| PROBLEM TO SOLVE |
Can you restate the records below word for word?

| DATA LINES |
______
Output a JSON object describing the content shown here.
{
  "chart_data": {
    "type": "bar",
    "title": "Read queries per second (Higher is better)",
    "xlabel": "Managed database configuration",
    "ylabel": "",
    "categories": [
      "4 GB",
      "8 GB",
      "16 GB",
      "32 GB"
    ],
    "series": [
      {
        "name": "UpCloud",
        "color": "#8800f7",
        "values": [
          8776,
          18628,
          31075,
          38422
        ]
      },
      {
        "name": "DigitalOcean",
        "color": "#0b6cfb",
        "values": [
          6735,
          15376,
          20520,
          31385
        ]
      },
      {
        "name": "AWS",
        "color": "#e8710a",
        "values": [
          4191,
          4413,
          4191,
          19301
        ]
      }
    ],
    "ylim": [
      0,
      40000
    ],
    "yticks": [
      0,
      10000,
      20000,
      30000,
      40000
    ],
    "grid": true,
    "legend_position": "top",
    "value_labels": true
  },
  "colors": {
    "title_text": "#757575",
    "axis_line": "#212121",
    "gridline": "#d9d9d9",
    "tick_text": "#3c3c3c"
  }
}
______
| WRITTEN SOLUTION |
Output a JSON object describing the content shown here.
{
  "chart_data": {
    "type": "bar",
    "title": "Read queries per second (Higher is better)",
    "xlabel": "Managed database configuration",
    "ylabel": "",
    "categories": [
      "4 GB",
      "8 GB",
      "16 GB",
      "32 GB"
    ],
    "series": [
      {
        "name": "UpCloud",
        "color": "#8800f7",
        "values": [
          8776,
          18628,
          31075,
          38422
        ]
      },
      {
        "name": "DigitalOcean",
        "color": "#0b6cfb",
        "values": [
          6735,
          15376,
          20520,
          31385
        ]
      },
      {
        "name": "AWS",
        "color": "#e8710a",
        "values": [
          4191,
          4413,
          4191,
          19301
        ]
      }
    ],
    "ylim": [
      0,
      40000
    ],
    "yticks": [
      0,
      10000,
      20000,
      30000,
      40000
    ],
    "grid": true,
    "legend_position": "top",
    "value_labels": true
  },
  "colors": {
    "title_text": "#757575",
    "axis_line": "#212121",
    "gridline": "#d9d9d9",
    "tick_text": "#3c3c3c"
  }
}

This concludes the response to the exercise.